[Exercise brief]:
Sift the material for lines containing "candlestick", and return them.

** BEGIN Exercise material **

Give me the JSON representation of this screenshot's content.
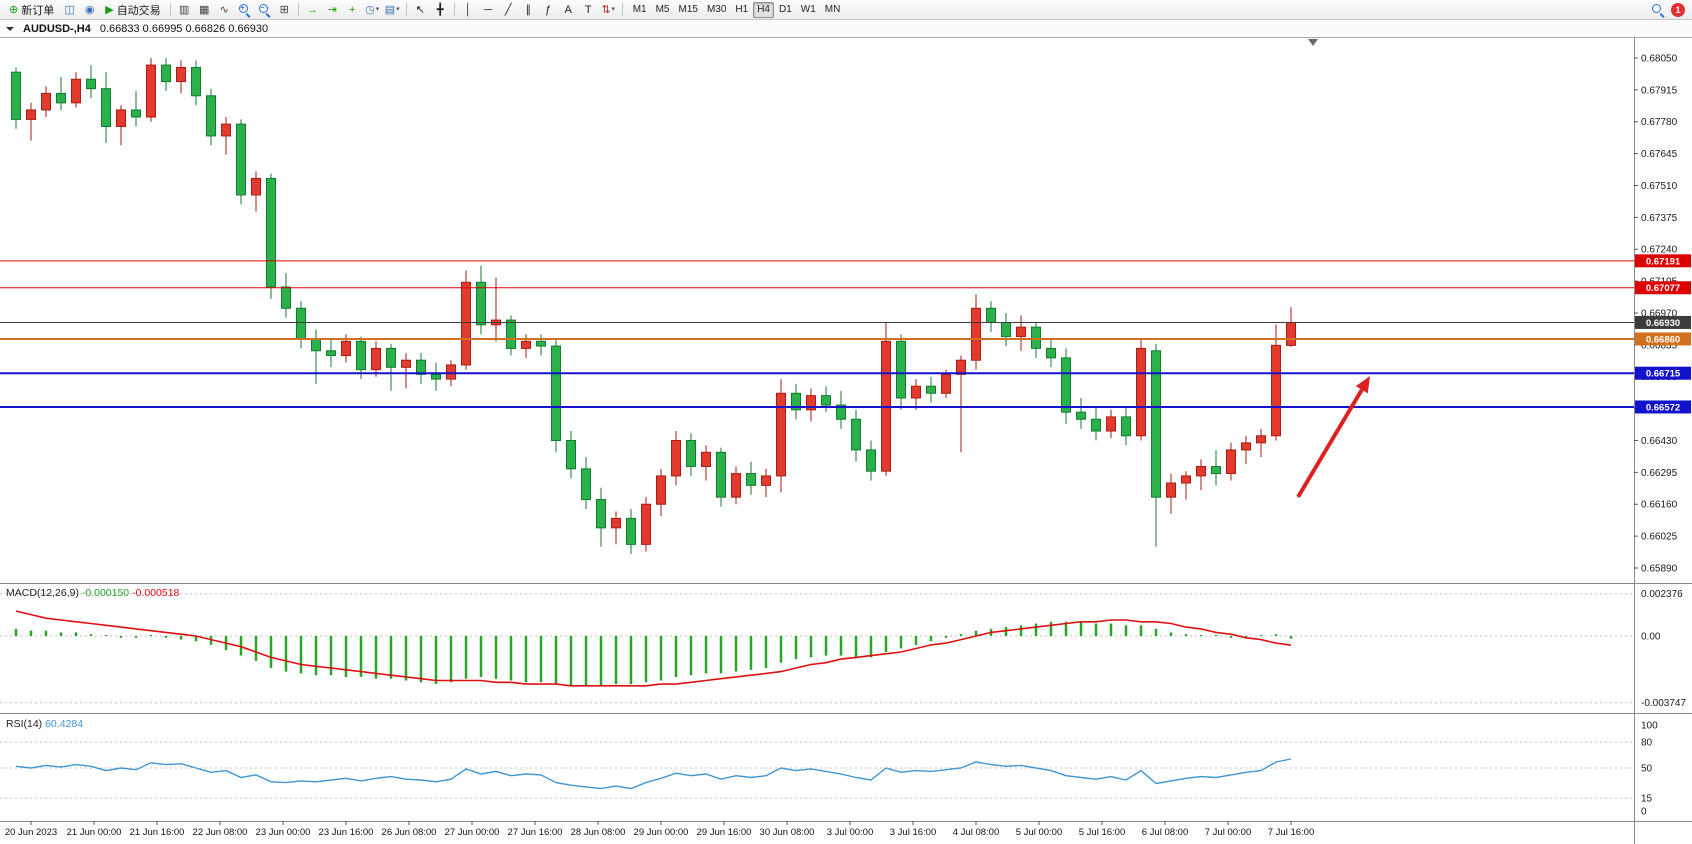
{
  "toolbar": {
    "timeframes": [
      "M1",
      "M5",
      "M15",
      "M30",
      "H1",
      "H4",
      "D1",
      "W1",
      "MN"
    ],
    "active_timeframe": "H4",
    "badge_count": "1",
    "items": [
      {
        "type": "button",
        "name": "new-order-button",
        "glyph": "⊕",
        "glyph_color": "#1a9c1a",
        "label": "新订单"
      },
      {
        "type": "icon",
        "name": "new-chart-icon",
        "glyph": "◫",
        "glyph_color": "#3b6fb5"
      },
      {
        "type": "icon",
        "name": "profiles-icon",
        "glyph": "◉",
        "glyph_color": "#3b6fb5"
      },
      {
        "type": "button",
        "name": "autotrading-button",
        "glyph": "▶",
        "glyph_color": "#1a9c1a",
        "label": "自动交易"
      },
      {
        "type": "sep"
      },
      {
        "type": "icon",
        "name": "bar-chart-icon",
        "glyph": "▥",
        "glyph_color": "#444"
      },
      {
        "type": "icon",
        "name": "candlestick-chart-icon",
        "glyph": "▦",
        "glyph_color": "#444"
      },
      {
        "type": "icon",
        "name": "line-chart-icon",
        "glyph": "∿",
        "glyph_color": "#444"
      },
      {
        "type": "mag",
        "name": "zoom-in-icon",
        "sign": "+"
      },
      {
        "type": "mag",
        "name": "zoom-out-icon",
        "sign": "−"
      },
      {
        "type": "icon",
        "name": "tile-windows-icon",
        "glyph": "⊞",
        "glyph_color": "#444"
      },
      {
        "type": "sep"
      },
      {
        "type": "icon",
        "name": "auto-scroll-icon",
        "glyph": "→",
        "glyph_color": "#1a9c1a"
      },
      {
        "type": "icon",
        "name": "chart-shift-icon",
        "glyph": "⇥",
        "glyph_color": "#1a9c1a"
      },
      {
        "type": "icon",
        "name": "indicators-icon",
        "glyph": "+",
        "glyph_color": "#1a9c1a"
      },
      {
        "type": "icon",
        "name": "periods-icon",
        "glyph": "◷",
        "glyph_color": "#3b6fb5",
        "caret": true
      },
      {
        "type": "icon",
        "name": "templates-icon",
        "glyph": "▤",
        "glyph_color": "#3b6fb5",
        "caret": true
      },
      {
        "type": "sep"
      },
      {
        "type": "icon",
        "name": "cursor-icon",
        "glyph": "↖",
        "glyph_color": "#222"
      },
      {
        "type": "icon",
        "name": "crosshair-icon",
        "glyph": "╋",
        "glyph_color": "#222"
      },
      {
        "type": "sep"
      },
      {
        "type": "icon",
        "name": "vertical-line-icon",
        "glyph": "│",
        "glyph_color": "#222"
      },
      {
        "type": "icon",
        "name": "horizontal-line-icon",
        "glyph": "─",
        "glyph_color": "#222"
      },
      {
        "type": "icon",
        "name": "trendline-icon",
        "glyph": "╱",
        "glyph_color": "#222"
      },
      {
        "type": "icon",
        "name": "channel-icon",
        "glyph": "∥",
        "glyph_color": "#222"
      },
      {
        "type": "icon",
        "name": "fibonacci-icon",
        "glyph": "ƒ",
        "glyph_color": "#222"
      },
      {
        "type": "icon",
        "name": "text-icon",
        "glyph": "A",
        "glyph_color": "#222"
      },
      {
        "type": "icon",
        "name": "text-label-icon",
        "glyph": "T",
        "glyph_color": "#222"
      },
      {
        "type": "icon",
        "name": "arrows-icon",
        "glyph": "⇅",
        "glyph_color": "#b03030",
        "caret": true
      },
      {
        "type": "sep"
      },
      {
        "type": "tf-group",
        "name": "timeframe-buttons"
      },
      {
        "type": "spacer"
      },
      {
        "type": "mag",
        "name": "search-icon",
        "sign": ""
      },
      {
        "type": "badge",
        "name": "notification-badge"
      }
    ]
  },
  "window": {
    "symbol_title": "AUDUSD-,H4",
    "ohlc": "0.66833  0.66995  0.66826  0.66930"
  },
  "chart_data": {
    "type": "candlestick",
    "symbol": "AUDUSD-",
    "period": "H4",
    "last_bar": {
      "open": 0.66833,
      "high": 0.66995,
      "low": 0.66826,
      "close": 0.6693
    },
    "up_color": "#e23a2e",
    "down_color": "#2bb14a",
    "y_axis_labels": [
      "0.68050",
      "0.67915",
      "0.67780",
      "0.67645",
      "0.67510",
      "0.67375",
      "0.67240",
      "0.67105",
      "0.66970",
      "0.66835",
      "0.66700",
      "0.66565",
      "0.66430",
      "0.66295",
      "0.66160",
      "0.66025",
      "0.65890"
    ],
    "x_axis_labels": [
      "20 Jun 2023",
      "21 Jun 00:00",
      "21 Jun 16:00",
      "22 Jun 08:00",
      "23 Jun 00:00",
      "23 Jun 16:00",
      "26 Jun 08:00",
      "27 Jun 00:00",
      "27 Jun 16:00",
      "28 Jun 08:00",
      "29 Jun 00:00",
      "29 Jun 16:00",
      "30 Jun 08:00",
      "3 Jul 00:00",
      "3 Jul 16:00",
      "4 Jul 08:00",
      "5 Jul 00:00",
      "5 Jul 16:00",
      "6 Jul 08:00",
      "7 Jul 00:00",
      "7 Jul 16:00"
    ],
    "hlines": [
      {
        "price": 0.67191,
        "label": "0.67191",
        "color": "#dd0000",
        "width": 1
      },
      {
        "price": 0.67077,
        "label": "0.67077",
        "color": "#dd0000",
        "width": 1
      },
      {
        "price": 0.6693,
        "label": "0.66930",
        "color": "#3c3c3c",
        "width": 1
      },
      {
        "price": 0.6686,
        "label": "0.66860",
        "color": "#d2701e",
        "width": 2
      },
      {
        "price": 0.66715,
        "label": "0.66715",
        "color": "#1212cc",
        "width": 2
      },
      {
        "price": 0.66572,
        "label": "0.66572",
        "color": "#1212cc",
        "width": 2
      }
    ],
    "arrow_annotation": {
      "color": "#dd2020",
      "from": [
        1298,
        459
      ],
      "to": [
        1370,
        338
      ]
    },
    "candles": [
      [
        0.6799,
        0.6801,
        0.6775,
        0.6779
      ],
      [
        0.6779,
        0.6786,
        0.677,
        0.6783
      ],
      [
        0.6783,
        0.6793,
        0.678,
        0.679
      ],
      [
        0.679,
        0.6797,
        0.6783,
        0.6786
      ],
      [
        0.6786,
        0.6799,
        0.6784,
        0.6796
      ],
      [
        0.6796,
        0.6802,
        0.6788,
        0.6792
      ],
      [
        0.6792,
        0.6799,
        0.6769,
        0.6776
      ],
      [
        0.6776,
        0.6785,
        0.6768,
        0.6783
      ],
      [
        0.6783,
        0.6791,
        0.6776,
        0.678
      ],
      [
        0.678,
        0.6805,
        0.6778,
        0.6802
      ],
      [
        0.6802,
        0.6805,
        0.6791,
        0.6795
      ],
      [
        0.6795,
        0.6804,
        0.679,
        0.6801
      ],
      [
        0.6801,
        0.6804,
        0.6785,
        0.6789
      ],
      [
        0.6789,
        0.6792,
        0.6768,
        0.6772
      ],
      [
        0.6772,
        0.678,
        0.6764,
        0.6777
      ],
      [
        0.6777,
        0.6779,
        0.6743,
        0.6747
      ],
      [
        0.6747,
        0.6757,
        0.674,
        0.6754
      ],
      [
        0.6754,
        0.6756,
        0.6703,
        0.6708
      ],
      [
        0.6708,
        0.6714,
        0.6695,
        0.6699
      ],
      [
        0.6699,
        0.6702,
        0.6682,
        0.6686
      ],
      [
        0.6686,
        0.669,
        0.6667,
        0.6681
      ],
      [
        0.6681,
        0.6686,
        0.6674,
        0.6679
      ],
      [
        0.6679,
        0.6688,
        0.6676,
        0.6685
      ],
      [
        0.6685,
        0.6687,
        0.6669,
        0.6673
      ],
      [
        0.6673,
        0.6685,
        0.667,
        0.6682
      ],
      [
        0.6682,
        0.6684,
        0.6664,
        0.6674
      ],
      [
        0.6674,
        0.668,
        0.6665,
        0.6677
      ],
      [
        0.6677,
        0.668,
        0.6667,
        0.6671
      ],
      [
        0.6671,
        0.6676,
        0.6664,
        0.6669
      ],
      [
        0.6669,
        0.6677,
        0.6666,
        0.6675
      ],
      [
        0.6675,
        0.6715,
        0.6673,
        0.671
      ],
      [
        0.671,
        0.6717,
        0.6688,
        0.6692
      ],
      [
        0.6692,
        0.6712,
        0.6685,
        0.6694
      ],
      [
        0.6694,
        0.6696,
        0.6679,
        0.6682
      ],
      [
        0.6682,
        0.6688,
        0.6678,
        0.6685
      ],
      [
        0.6685,
        0.6688,
        0.6679,
        0.6683
      ],
      [
        0.6683,
        0.6686,
        0.6638,
        0.6643
      ],
      [
        0.6643,
        0.6647,
        0.6627,
        0.6631
      ],
      [
        0.6631,
        0.6636,
        0.6614,
        0.6618
      ],
      [
        0.6618,
        0.6623,
        0.6598,
        0.6606
      ],
      [
        0.6606,
        0.6613,
        0.6599,
        0.661
      ],
      [
        0.661,
        0.6614,
        0.6595,
        0.6599
      ],
      [
        0.6599,
        0.6619,
        0.6596,
        0.6616
      ],
      [
        0.6616,
        0.6631,
        0.6611,
        0.6628
      ],
      [
        0.6628,
        0.6647,
        0.6624,
        0.6643
      ],
      [
        0.6643,
        0.6646,
        0.6628,
        0.6632
      ],
      [
        0.6632,
        0.6641,
        0.6626,
        0.6638
      ],
      [
        0.6638,
        0.664,
        0.6615,
        0.6619
      ],
      [
        0.6619,
        0.6632,
        0.6616,
        0.6629
      ],
      [
        0.6629,
        0.6634,
        0.662,
        0.6624
      ],
      [
        0.6624,
        0.6631,
        0.6619,
        0.6628
      ],
      [
        0.6628,
        0.6669,
        0.6621,
        0.6663
      ],
      [
        0.6663,
        0.6667,
        0.6652,
        0.6656
      ],
      [
        0.6656,
        0.6665,
        0.6651,
        0.6662
      ],
      [
        0.6662,
        0.6666,
        0.6655,
        0.6658
      ],
      [
        0.6658,
        0.6664,
        0.6648,
        0.6652
      ],
      [
        0.6652,
        0.6656,
        0.6634,
        0.6639
      ],
      [
        0.6639,
        0.6643,
        0.6626,
        0.663
      ],
      [
        0.663,
        0.6693,
        0.6628,
        0.6685
      ],
      [
        0.6685,
        0.6688,
        0.6656,
        0.6661
      ],
      [
        0.6661,
        0.6669,
        0.6656,
        0.6666
      ],
      [
        0.6666,
        0.667,
        0.6659,
        0.6663
      ],
      [
        0.6663,
        0.6673,
        0.6661,
        0.6671
      ],
      [
        0.6671,
        0.6679,
        0.6638,
        0.6677
      ],
      [
        0.6677,
        0.6705,
        0.6673,
        0.6699
      ],
      [
        0.6699,
        0.6702,
        0.6689,
        0.6693
      ],
      [
        0.6693,
        0.6697,
        0.6683,
        0.6687
      ],
      [
        0.6687,
        0.6696,
        0.6681,
        0.6691
      ],
      [
        0.6691,
        0.6693,
        0.6678,
        0.6682
      ],
      [
        0.6682,
        0.6686,
        0.6674,
        0.6678
      ],
      [
        0.6678,
        0.6682,
        0.665,
        0.6655
      ],
      [
        0.6655,
        0.6661,
        0.6648,
        0.6652
      ],
      [
        0.6652,
        0.6657,
        0.6643,
        0.6647
      ],
      [
        0.6647,
        0.6656,
        0.6644,
        0.6653
      ],
      [
        0.6653,
        0.6657,
        0.6641,
        0.6645
      ],
      [
        0.6645,
        0.6686,
        0.6643,
        0.6682
      ],
      [
        0.6681,
        0.6684,
        0.6598,
        0.6619
      ],
      [
        0.6619,
        0.6629,
        0.6612,
        0.6625
      ],
      [
        0.6625,
        0.663,
        0.6618,
        0.6628
      ],
      [
        0.6628,
        0.6635,
        0.6622,
        0.6632
      ],
      [
        0.6632,
        0.6639,
        0.6624,
        0.6629
      ],
      [
        0.6629,
        0.6642,
        0.6626,
        0.6639
      ],
      [
        0.6639,
        0.6645,
        0.6633,
        0.6642
      ],
      [
        0.6642,
        0.6648,
        0.6636,
        0.6645
      ],
      [
        0.6645,
        0.6692,
        0.6643,
        0.66833
      ],
      [
        0.66833,
        0.66995,
        0.66826,
        0.6693
      ]
    ],
    "macd": {
      "name": "MACD(12,26,9)",
      "value_main": "-0.000150",
      "value_signal": "-0.000518",
      "scale": [
        "0.002376",
        "0.00",
        "-0.003747"
      ],
      "hist_color": "#28a428",
      "signal_color": "#e01010",
      "histogram": [
        0.0004,
        0.0003,
        0.0003,
        0.0002,
        0.0002,
        0.0001,
        0.0,
        -0.0001,
        -0.0001,
        0.0,
        -0.0001,
        -0.0002,
        -0.0003,
        -0.0005,
        -0.0008,
        -0.0011,
        -0.0014,
        -0.0018,
        -0.002,
        -0.0021,
        -0.0022,
        -0.0022,
        -0.0023,
        -0.0023,
        -0.0024,
        -0.0024,
        -0.0025,
        -0.0026,
        -0.0027,
        -0.0026,
        -0.0024,
        -0.0023,
        -0.0024,
        -0.0025,
        -0.0026,
        -0.0026,
        -0.0027,
        -0.0028,
        -0.0028,
        -0.0028,
        -0.0027,
        -0.0027,
        -0.0026,
        -0.0025,
        -0.0023,
        -0.0022,
        -0.0021,
        -0.0021,
        -0.002,
        -0.0019,
        -0.0018,
        -0.0015,
        -0.0013,
        -0.0012,
        -0.0011,
        -0.0011,
        -0.0012,
        -0.0012,
        -0.0009,
        -0.0007,
        -0.0005,
        -0.0003,
        -0.0001,
        0.0001,
        0.0003,
        0.0004,
        0.0005,
        0.0006,
        0.0007,
        0.0008,
        0.0008,
        0.0008,
        0.0007,
        0.0007,
        0.0006,
        0.0006,
        0.0004,
        0.0002,
        0.0001,
        0.0,
        0.0,
        -0.0001,
        -0.0001,
        0.0,
        0.0001,
        -0.00015
      ],
      "signal": [
        0.0014,
        0.0012,
        0.001,
        0.0009,
        0.0008,
        0.0007,
        0.0006,
        0.0005,
        0.0004,
        0.0003,
        0.0002,
        0.0001,
        0.0,
        -0.0002,
        -0.0004,
        -0.0006,
        -0.0009,
        -0.0012,
        -0.0014,
        -0.0016,
        -0.0017,
        -0.0018,
        -0.0019,
        -0.002,
        -0.0021,
        -0.0022,
        -0.0023,
        -0.0024,
        -0.0025,
        -0.0025,
        -0.0025,
        -0.0025,
        -0.0026,
        -0.0026,
        -0.0027,
        -0.0027,
        -0.0027,
        -0.0028,
        -0.0028,
        -0.0028,
        -0.0028,
        -0.0028,
        -0.0028,
        -0.0027,
        -0.0027,
        -0.0026,
        -0.0025,
        -0.0024,
        -0.0023,
        -0.0022,
        -0.0021,
        -0.002,
        -0.0018,
        -0.0016,
        -0.0015,
        -0.0013,
        -0.0012,
        -0.0011,
        -0.001,
        -0.0009,
        -0.0007,
        -0.0005,
        -0.0004,
        -0.0002,
        0.0,
        0.0002,
        0.0003,
        0.0004,
        0.0005,
        0.0006,
        0.0007,
        0.0008,
        0.0008,
        0.0009,
        0.0009,
        0.0008,
        0.0008,
        0.0007,
        0.0005,
        0.0004,
        0.0002,
        0.0001,
        -0.0001,
        -0.0002,
        -0.0004,
        -0.000518
      ]
    },
    "rsi": {
      "name": "RSI(14)",
      "value": "60.4284",
      "scale": [
        "100",
        "80",
        "50",
        "15",
        "0"
      ],
      "levels": [
        80,
        50,
        15
      ],
      "color": "#3f96d2",
      "values": [
        52,
        50,
        53,
        51,
        54,
        52,
        47,
        50,
        48,
        56,
        54,
        55,
        50,
        45,
        47,
        39,
        42,
        34,
        33,
        35,
        34,
        36,
        38,
        35,
        38,
        40,
        37,
        36,
        34,
        37,
        49,
        43,
        46,
        41,
        43,
        42,
        33,
        30,
        28,
        26,
        29,
        26,
        33,
        38,
        44,
        41,
        43,
        37,
        41,
        39,
        41,
        50,
        47,
        49,
        46,
        43,
        39,
        36,
        50,
        45,
        47,
        46,
        48,
        50,
        57,
        54,
        52,
        53,
        50,
        47,
        41,
        39,
        37,
        40,
        36,
        47,
        32,
        35,
        38,
        40,
        39,
        42,
        45,
        47,
        57,
        60.4284
      ]
    }
  }
}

** END Exercise material **

[Solution to this task]:
        "name": "candlestick-chart-icon",
    "type": "candlestick",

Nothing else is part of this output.